**WHAT IS ASKED**: Output the full listing word for word.

**MATERIAL TO PROCESS**:
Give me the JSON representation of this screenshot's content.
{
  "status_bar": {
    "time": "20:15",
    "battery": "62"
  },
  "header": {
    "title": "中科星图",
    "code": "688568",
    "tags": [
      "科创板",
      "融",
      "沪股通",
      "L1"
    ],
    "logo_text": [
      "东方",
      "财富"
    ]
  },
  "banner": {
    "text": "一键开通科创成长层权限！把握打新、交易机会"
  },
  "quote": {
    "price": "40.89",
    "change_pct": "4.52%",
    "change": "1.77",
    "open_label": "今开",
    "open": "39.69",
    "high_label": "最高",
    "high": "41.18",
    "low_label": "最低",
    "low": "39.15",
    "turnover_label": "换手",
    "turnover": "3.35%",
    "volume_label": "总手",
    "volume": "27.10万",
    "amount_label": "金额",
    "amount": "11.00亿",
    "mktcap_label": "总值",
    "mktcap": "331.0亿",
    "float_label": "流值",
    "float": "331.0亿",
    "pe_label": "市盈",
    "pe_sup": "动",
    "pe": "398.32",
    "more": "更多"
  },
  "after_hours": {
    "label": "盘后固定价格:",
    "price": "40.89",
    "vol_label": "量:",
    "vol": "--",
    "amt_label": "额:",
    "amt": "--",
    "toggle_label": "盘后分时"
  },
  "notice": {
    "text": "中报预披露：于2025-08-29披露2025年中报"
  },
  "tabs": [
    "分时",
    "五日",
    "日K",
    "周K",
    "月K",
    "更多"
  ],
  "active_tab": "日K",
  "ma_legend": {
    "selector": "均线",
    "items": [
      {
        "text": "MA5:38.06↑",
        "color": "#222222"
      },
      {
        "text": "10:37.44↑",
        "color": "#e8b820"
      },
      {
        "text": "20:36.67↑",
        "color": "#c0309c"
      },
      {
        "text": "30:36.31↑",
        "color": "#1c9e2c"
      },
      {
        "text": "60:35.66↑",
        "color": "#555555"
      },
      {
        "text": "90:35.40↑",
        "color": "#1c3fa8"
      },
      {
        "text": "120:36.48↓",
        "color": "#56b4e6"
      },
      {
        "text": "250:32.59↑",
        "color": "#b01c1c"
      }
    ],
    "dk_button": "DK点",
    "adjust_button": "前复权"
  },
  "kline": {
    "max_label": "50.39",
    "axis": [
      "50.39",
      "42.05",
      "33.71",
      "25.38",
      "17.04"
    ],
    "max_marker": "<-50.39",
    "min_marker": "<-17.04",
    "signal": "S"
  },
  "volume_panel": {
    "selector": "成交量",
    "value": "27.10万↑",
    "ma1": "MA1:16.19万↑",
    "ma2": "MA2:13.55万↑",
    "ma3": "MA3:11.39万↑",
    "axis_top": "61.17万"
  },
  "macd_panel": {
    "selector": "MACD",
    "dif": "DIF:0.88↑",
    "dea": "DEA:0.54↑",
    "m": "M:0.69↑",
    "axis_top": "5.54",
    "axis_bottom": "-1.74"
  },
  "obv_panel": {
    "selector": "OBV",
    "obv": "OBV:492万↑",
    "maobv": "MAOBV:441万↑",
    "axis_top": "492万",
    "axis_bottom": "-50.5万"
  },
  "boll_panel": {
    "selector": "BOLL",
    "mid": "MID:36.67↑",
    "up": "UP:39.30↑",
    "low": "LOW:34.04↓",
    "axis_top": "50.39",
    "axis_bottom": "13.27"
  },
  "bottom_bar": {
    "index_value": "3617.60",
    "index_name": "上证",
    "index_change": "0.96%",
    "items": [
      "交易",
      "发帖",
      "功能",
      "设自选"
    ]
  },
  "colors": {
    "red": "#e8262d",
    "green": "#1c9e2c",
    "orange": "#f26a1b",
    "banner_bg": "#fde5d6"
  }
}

**EXPECTED ANSWER**:
Give me the JSON representation of this screenshot's content.
{
  "status_bar": {
    "time": "20:15",
    "battery": "62"
  },
  "header": {
    "title": "中科星图",
    "code": "688568",
    "tags": [
      "科创板",
      "融",
      "沪股通",
      "L1"
    ],
    "logo_text": [
      "东方",
      "财富"
    ]
  },
  "banner": {
    "text": "一键开通科创成长层权限！把握打新、交易机会"
  },
  "quote": {
    "price": "40.89",
    "change_pct": "4.52%",
    "change": "1.77",
    "open_label": "今开",
    "open": "39.69",
    "high_label": "最高",
    "high": "41.18",
    "low_label": "最低",
    "low": "39.15",
    "turnover_label": "换手",
    "turnover": "3.35%",
    "volume_label": "总手",
    "volume": "27.10万",
    "amount_label": "金额",
    "amount": "11.00亿",
    "mktcap_label": "总值",
    "mktcap": "331.0亿",
    "float_label": "流值",
    "float": "331.0亿",
    "pe_label": "市盈",
    "pe_sup": "动",
    "pe": "398.32",
    "more": "更多"
  },
  "after_hours": {
    "label": "盘后固定价格:",
    "price": "40.89",
    "vol_label": "量:",
    "vol": "--",
    "amt_label": "额:",
    "amt": "--",
    "toggle_label": "盘后分时"
  },
  "notice": {
    "text": "中报预披露：于2025-08-29披露2025年中报"
  },
  "tabs": [
    "分时",
    "五日",
    "日K",
    "周K",
    "月K",
    "更多"
  ],
  "active_tab": "日K",
  "ma_legend": {
    "selector": "均线",
    "items": [
      {
        "text": "MA5:38.06↑",
        "color": "#222222"
      },
      {
        "text": "10:37.44↑",
        "color": "#e8b820"
      },
      {
        "text": "20:36.67↑",
        "color": "#c0309c"
      },
      {
        "text": "30:36.31↑",
        "color": "#1c9e2c"
      },
      {
        "text": "60:35.66↑",
        "color": "#555555"
      },
      {
        "text": "90:35.40↑",
        "color": "#1c3fa8"
      },
      {
        "text": "120:36.48↓",
        "color": "#56b4e6"
      },
      {
        "text": "250:32.59↑",
        "color": "#b01c1c"
      }
    ],
    "dk_button": "DK点",
    "adjust_button": "前复权"
  },
  "kline": {
    "max_label": "50.39",
    "axis": [
      "50.39",
      "42.05",
      "33.71",
      "25.38",
      "17.04"
    ],
    "max_marker": "<-50.39",
    "min_marker": "<-17.04",
    "signal": "S"
  },
  "volume_panel": {
    "selector": "成交量",
    "value": "27.10万↑",
    "ma1": "MA1:16.19万↑",
    "ma2": "MA2:13.55万↑",
    "ma3": "MA3:11.39万↑",
    "axis_top": "61.17万"
  },
  "macd_panel": {
    "selector": "MACD",
    "dif": "DIF:0.88↑",
    "dea": "DEA:0.54↑",
    "m": "M:0.69↑",
    "axis_top": "5.54",
    "axis_bottom": "-1.74"
  },
  "obv_panel": {
    "selector": "OBV",
    "obv": "OBV:492万↑",
    "maobv": "MAOBV:441万↑",
    "axis_top": "492万",
    "axis_bottom": "-50.5万"
  },
  "boll_panel": {
    "selector": "BOLL",
    "mid": "MID:36.67↑",
    "up": "UP:39.30↑",
    "low": "LOW:34.04↓",
    "axis_top": "50.39",
    "axis_bottom": "13.27"
  },
  "bottom_bar": {
    "index_value": "3617.60",
    "index_name": "上证",
    "index_change": "0.96%",
    "items": [
      "交易",
      "发帖",
      "功能",
      "设自选"
    ]
  },
  "colors": {
    "red": "#e8262d",
    "green": "#1c9e2c",
    "orange": "#f26a1b",
    "banner_bg": "#fde5d6"
  }
}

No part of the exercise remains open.